* Problem to solve
Write out each line of the listing as it stands, without the images.

Records about charts and figures
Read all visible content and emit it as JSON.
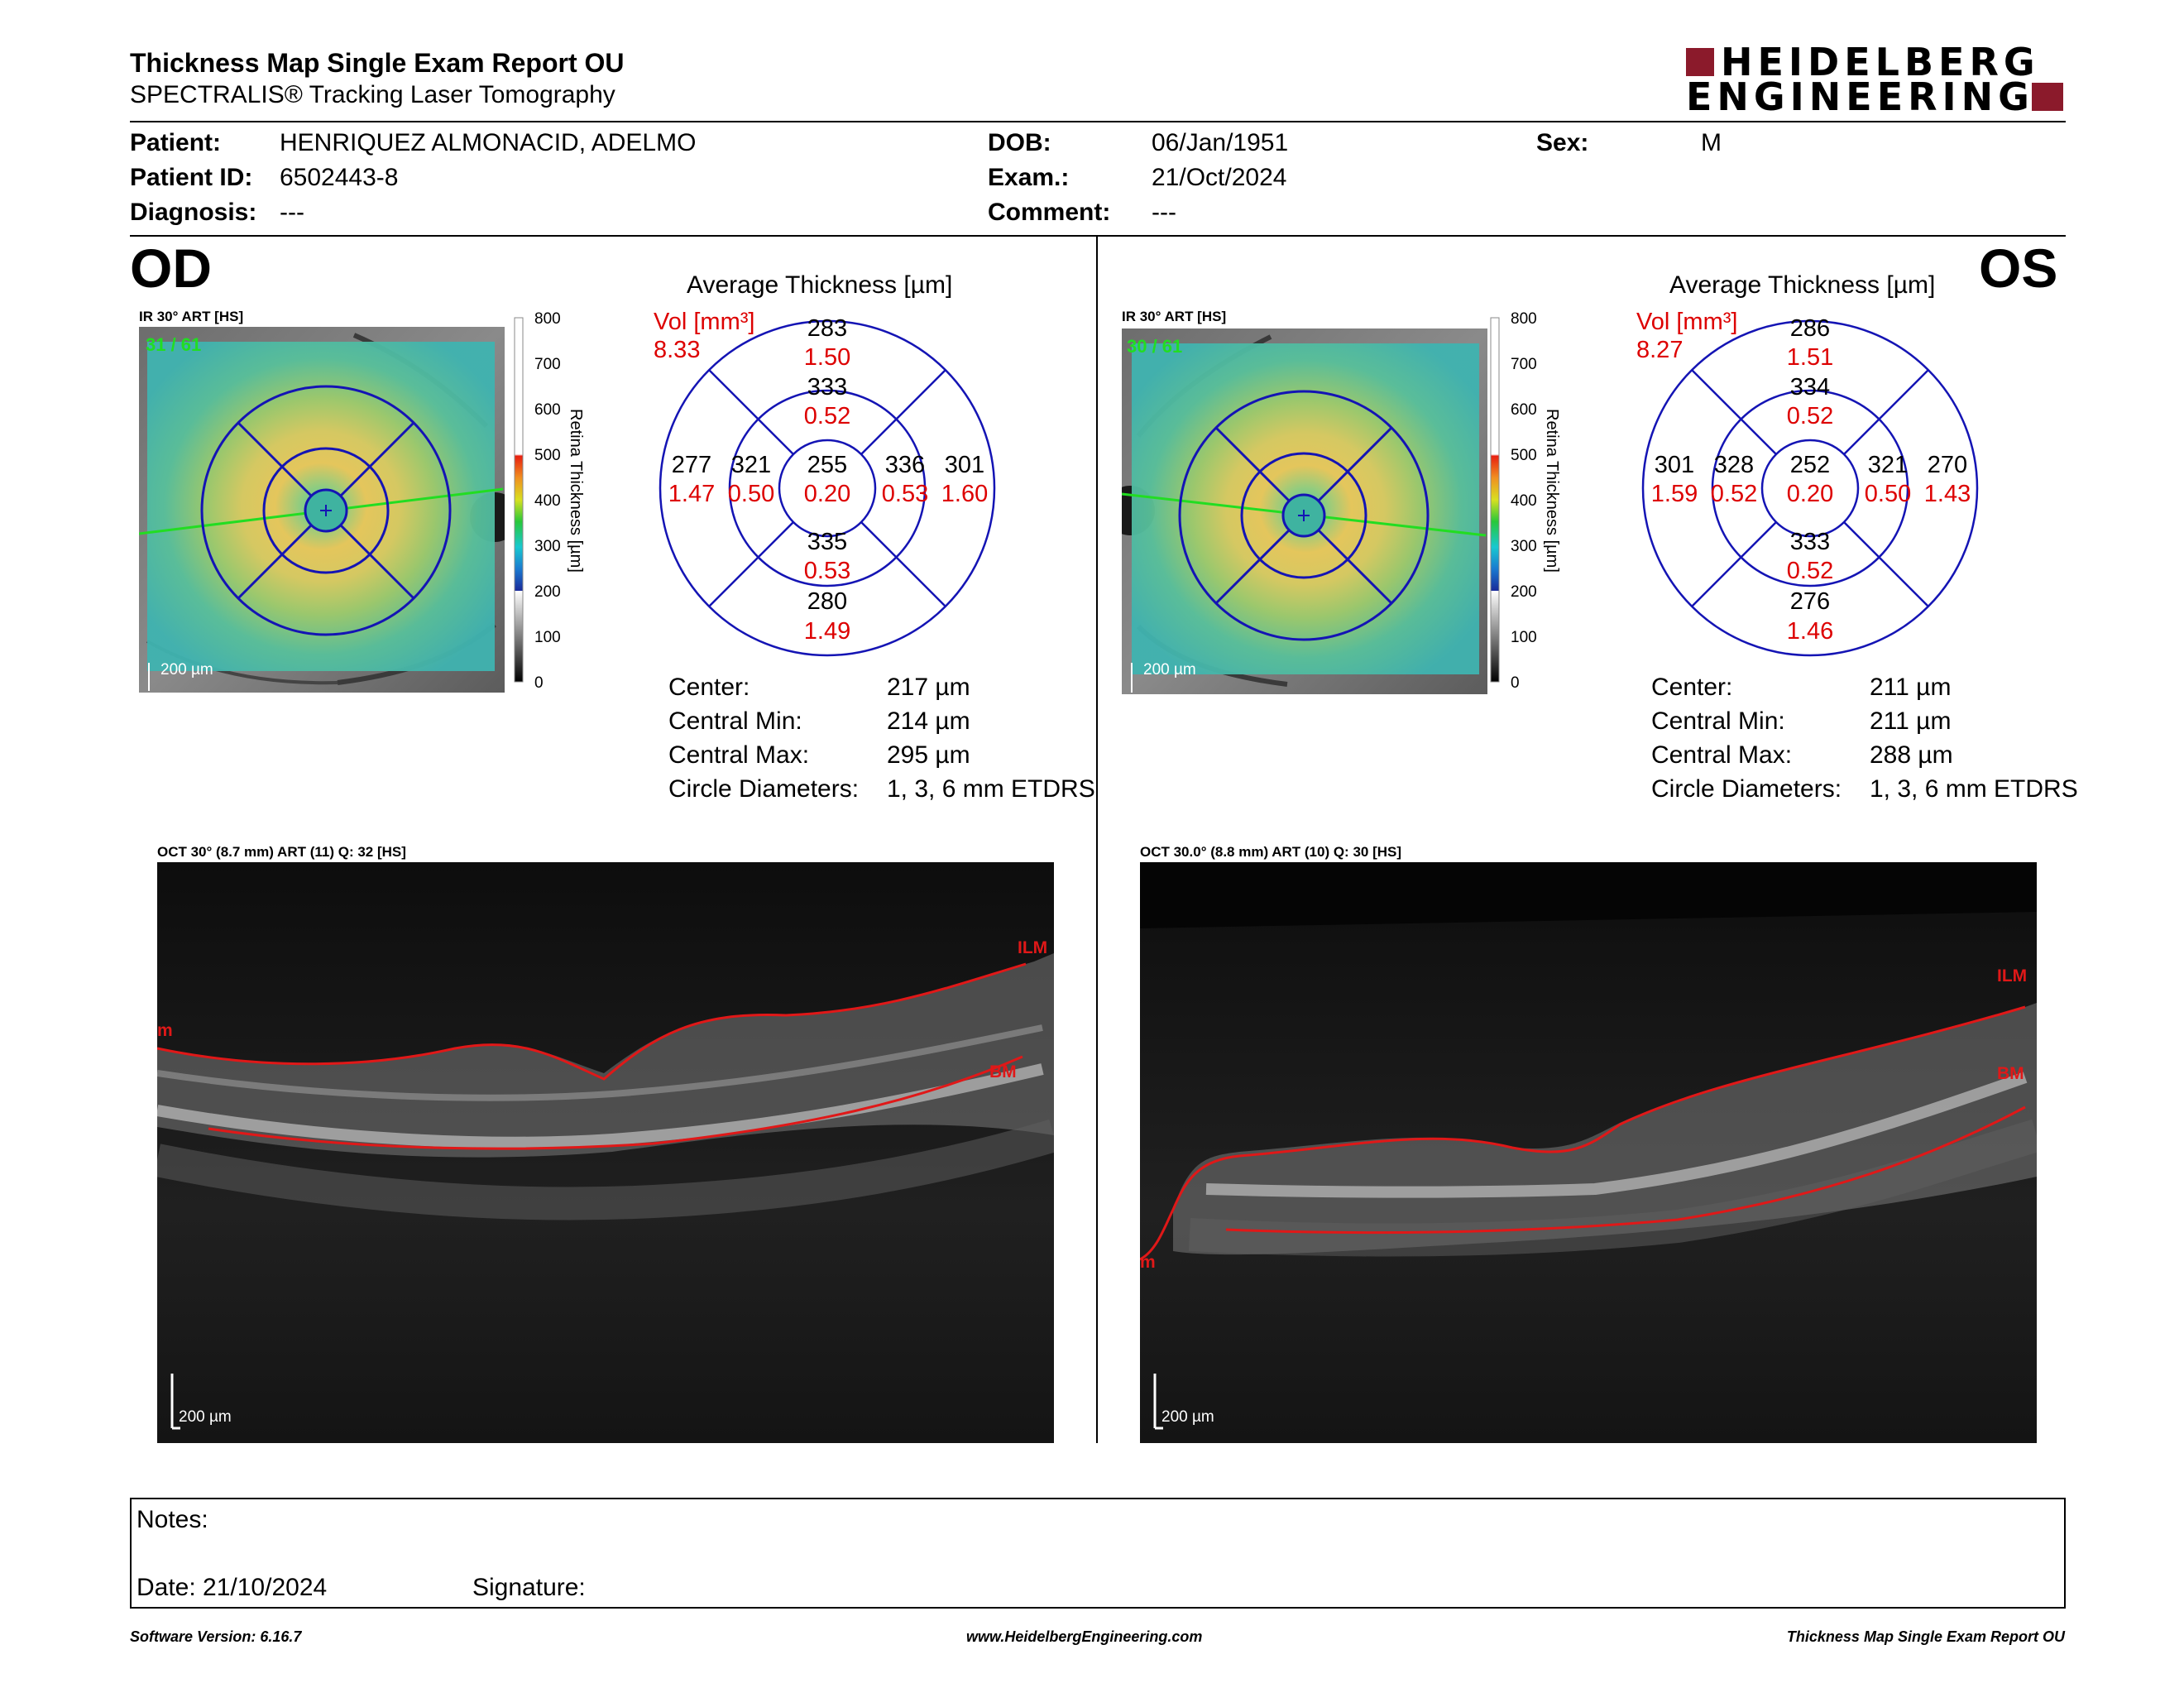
{
  "header": {
    "title": "Thickness Map Single Exam Report OU",
    "subtitle": "SPECTRALIS® Tracking Laser Tomography",
    "logo_line1": "HEIDELBERG",
    "logo_line2": "ENGINEERING",
    "brand_color": "#8b1a2b"
  },
  "patient": {
    "patient_label": "Patient:",
    "patient_value": "HENRIQUEZ ALMONACID, ADELMO",
    "id_label": "Patient ID:",
    "id_value": "6502443-8",
    "diag_label": "Diagnosis:",
    "diag_value": "---",
    "dob_label": "DOB:",
    "dob_value": "06/Jan/1951",
    "exam_label": "Exam.:",
    "exam_value": "21/Oct/2024",
    "comment_label": "Comment:",
    "comment_value": "---",
    "sex_label": "Sex:",
    "sex_value": "M"
  },
  "od": {
    "eye": "OD",
    "ir_caption": "IR 30° ART [HS]",
    "ir_count": "31 / 61",
    "scale_label": "200 µm",
    "colorbar_ticks": [
      "800",
      "700",
      "600",
      "500",
      "400",
      "300",
      "200",
      "100",
      "0"
    ],
    "colorbar_label": "Retina Thickness [µm]",
    "avg_title": "Average Thickness [µm]",
    "vol_label": "Vol [mm³]",
    "vol_value": "8.33",
    "sectors": {
      "center": {
        "t": "255",
        "v": "0.20"
      },
      "inner_sup": {
        "t": "333",
        "v": "0.52"
      },
      "inner_inf": {
        "t": "335",
        "v": "0.53"
      },
      "inner_left": {
        "t": "321",
        "v": "0.50"
      },
      "inner_right": {
        "t": "336",
        "v": "0.53"
      },
      "outer_sup": {
        "t": "283",
        "v": "1.50"
      },
      "outer_inf": {
        "t": "280",
        "v": "1.49"
      },
      "outer_left": {
        "t": "277",
        "v": "1.47"
      },
      "outer_right": {
        "t": "301",
        "v": "1.60"
      }
    },
    "stats": [
      {
        "label": "Center:",
        "value": "217 µm"
      },
      {
        "label": "Central Min:",
        "value": "214 µm"
      },
      {
        "label": "Central Max:",
        "value": "295 µm"
      },
      {
        "label": "Circle Diameters:",
        "value": "1, 3, 6 mm ETDRS"
      }
    ],
    "oct_caption": "OCT 30° (8.7 mm) ART (11) Q: 32 [HS]",
    "ilm": "ILM",
    "bm": "BM",
    "ilm_left": "m",
    "oct_scale": "200 µm"
  },
  "os": {
    "eye": "OS",
    "ir_caption": "IR 30° ART [HS]",
    "ir_count": "30 / 61",
    "scale_label": "200 µm",
    "colorbar_ticks": [
      "800",
      "700",
      "600",
      "500",
      "400",
      "300",
      "200",
      "100",
      "0"
    ],
    "colorbar_label": "Retina Thickness [µm]",
    "avg_title": "Average Thickness [µm]",
    "vol_label": "Vol [mm³]",
    "vol_value": "8.27",
    "sectors": {
      "center": {
        "t": "252",
        "v": "0.20"
      },
      "inner_sup": {
        "t": "334",
        "v": "0.52"
      },
      "inner_inf": {
        "t": "333",
        "v": "0.52"
      },
      "inner_left": {
        "t": "328",
        "v": "0.52"
      },
      "inner_right": {
        "t": "321",
        "v": "0.50"
      },
      "outer_sup": {
        "t": "286",
        "v": "1.51"
      },
      "outer_inf": {
        "t": "276",
        "v": "1.46"
      },
      "outer_left": {
        "t": "301",
        "v": "1.59"
      },
      "outer_right": {
        "t": "270",
        "v": "1.43"
      }
    },
    "stats": [
      {
        "label": "Center:",
        "value": "211 µm"
      },
      {
        "label": "Central Min:",
        "value": "211 µm"
      },
      {
        "label": "Central Max:",
        "value": "288 µm"
      },
      {
        "label": "Circle Diameters:",
        "value": "1, 3, 6 mm ETDRS"
      }
    ],
    "oct_caption": "OCT 30.0° (8.8 mm) ART (10) Q: 30 [HS]",
    "ilm": "ILM",
    "bm": "BM",
    "ilm_left": "m",
    "oct_scale": "200 µm"
  },
  "notes": {
    "notes_label": "Notes:",
    "date_label": "Date: 21/10/2024",
    "signature_label": "Signature:"
  },
  "footer": {
    "software": "Software Version: 6.16.7",
    "website": "www.HeidelbergEngineering.com",
    "report": "Thickness Map Single Exam Report OU"
  }
}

* Finished exercise
Read all visible content and emit it as JSON.
{
  "header": {
    "title": "Thickness Map Single Exam Report OU",
    "subtitle": "SPECTRALIS® Tracking Laser Tomography",
    "logo_line1": "HEIDELBERG",
    "logo_line2": "ENGINEERING",
    "brand_color": "#8b1a2b"
  },
  "patient": {
    "patient_label": "Patient:",
    "patient_value": "HENRIQUEZ ALMONACID, ADELMO",
    "id_label": "Patient ID:",
    "id_value": "6502443-8",
    "diag_label": "Diagnosis:",
    "diag_value": "---",
    "dob_label": "DOB:",
    "dob_value": "06/Jan/1951",
    "exam_label": "Exam.:",
    "exam_value": "21/Oct/2024",
    "comment_label": "Comment:",
    "comment_value": "---",
    "sex_label": "Sex:",
    "sex_value": "M"
  },
  "od": {
    "eye": "OD",
    "ir_caption": "IR 30° ART [HS]",
    "ir_count": "31 / 61",
    "scale_label": "200 µm",
    "colorbar_ticks": [
      "800",
      "700",
      "600",
      "500",
      "400",
      "300",
      "200",
      "100",
      "0"
    ],
    "colorbar_label": "Retina Thickness [µm]",
    "avg_title": "Average Thickness [µm]",
    "vol_label": "Vol [mm³]",
    "vol_value": "8.33",
    "sectors": {
      "center": {
        "t": "255",
        "v": "0.20"
      },
      "inner_sup": {
        "t": "333",
        "v": "0.52"
      },
      "inner_inf": {
        "t": "335",
        "v": "0.53"
      },
      "inner_left": {
        "t": "321",
        "v": "0.50"
      },
      "inner_right": {
        "t": "336",
        "v": "0.53"
      },
      "outer_sup": {
        "t": "283",
        "v": "1.50"
      },
      "outer_inf": {
        "t": "280",
        "v": "1.49"
      },
      "outer_left": {
        "t": "277",
        "v": "1.47"
      },
      "outer_right": {
        "t": "301",
        "v": "1.60"
      }
    },
    "stats": [
      {
        "label": "Center:",
        "value": "217 µm"
      },
      {
        "label": "Central Min:",
        "value": "214 µm"
      },
      {
        "label": "Central Max:",
        "value": "295 µm"
      },
      {
        "label": "Circle Diameters:",
        "value": "1, 3, 6 mm ETDRS"
      }
    ],
    "oct_caption": "OCT 30° (8.7 mm) ART (11) Q: 32 [HS]",
    "ilm": "ILM",
    "bm": "BM",
    "ilm_left": "m",
    "oct_scale": "200 µm"
  },
  "os": {
    "eye": "OS",
    "ir_caption": "IR 30° ART [HS]",
    "ir_count": "30 / 61",
    "scale_label": "200 µm",
    "colorbar_ticks": [
      "800",
      "700",
      "600",
      "500",
      "400",
      "300",
      "200",
      "100",
      "0"
    ],
    "colorbar_label": "Retina Thickness [µm]",
    "avg_title": "Average Thickness [µm]",
    "vol_label": "Vol [mm³]",
    "vol_value": "8.27",
    "sectors": {
      "center": {
        "t": "252",
        "v": "0.20"
      },
      "inner_sup": {
        "t": "334",
        "v": "0.52"
      },
      "inner_inf": {
        "t": "333",
        "v": "0.52"
      },
      "inner_left": {
        "t": "328",
        "v": "0.52"
      },
      "inner_right": {
        "t": "321",
        "v": "0.50"
      },
      "outer_sup": {
        "t": "286",
        "v": "1.51"
      },
      "outer_inf": {
        "t": "276",
        "v": "1.46"
      },
      "outer_left": {
        "t": "301",
        "v": "1.59"
      },
      "outer_right": {
        "t": "270",
        "v": "1.43"
      }
    },
    "stats": [
      {
        "label": "Center:",
        "value": "211 µm"
      },
      {
        "label": "Central Min:",
        "value": "211 µm"
      },
      {
        "label": "Central Max:",
        "value": "288 µm"
      },
      {
        "label": "Circle Diameters:",
        "value": "1, 3, 6 mm ETDRS"
      }
    ],
    "oct_caption": "OCT 30.0° (8.8 mm) ART (10) Q: 30 [HS]",
    "ilm": "ILM",
    "bm": "BM",
    "ilm_left": "m",
    "oct_scale": "200 µm"
  },
  "notes": {
    "notes_label": "Notes:",
    "date_label": "Date: 21/10/2024",
    "signature_label": "Signature:"
  },
  "footer": {
    "software": "Software Version: 6.16.7",
    "website": "www.HeidelbergEngineering.com",
    "report": "Thickness Map Single Exam Report OU"
  }
}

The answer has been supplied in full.